WHAT TO WORK ON |
Copy each of the following items verbatim, line by line.

ENTRIES |
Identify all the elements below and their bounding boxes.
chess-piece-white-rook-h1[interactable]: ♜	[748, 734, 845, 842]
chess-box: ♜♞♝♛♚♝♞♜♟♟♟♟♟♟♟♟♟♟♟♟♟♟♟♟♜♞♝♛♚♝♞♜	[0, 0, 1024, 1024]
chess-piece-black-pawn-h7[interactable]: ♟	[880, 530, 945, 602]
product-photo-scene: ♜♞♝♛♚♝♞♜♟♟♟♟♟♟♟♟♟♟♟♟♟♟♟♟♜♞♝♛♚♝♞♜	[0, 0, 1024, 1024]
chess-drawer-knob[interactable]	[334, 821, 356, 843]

COMPLETE RESPONSE |
Identify all the elements below and their bounding boxes.
chess-piece-white-rook-h1[interactable]: ♜	[748, 734, 845, 842]
chess-box: ♜♞♝♛♚♝♞♜♟♟♟♟♟♟♟♟♟♟♟♟♟♟♟♟♜♞♝♛♚♝♞♜	[0, 0, 1024, 1024]
chess-piece-black-pawn-h7[interactable]: ♟	[880, 530, 945, 602]
product-photo-scene: ♜♞♝♛♚♝♞♜♟♟♟♟♟♟♟♟♟♟♟♟♟♟♟♟♜♞♝♛♚♝♞♜	[0, 0, 1024, 1024]
chess-drawer-knob[interactable]	[334, 821, 356, 843]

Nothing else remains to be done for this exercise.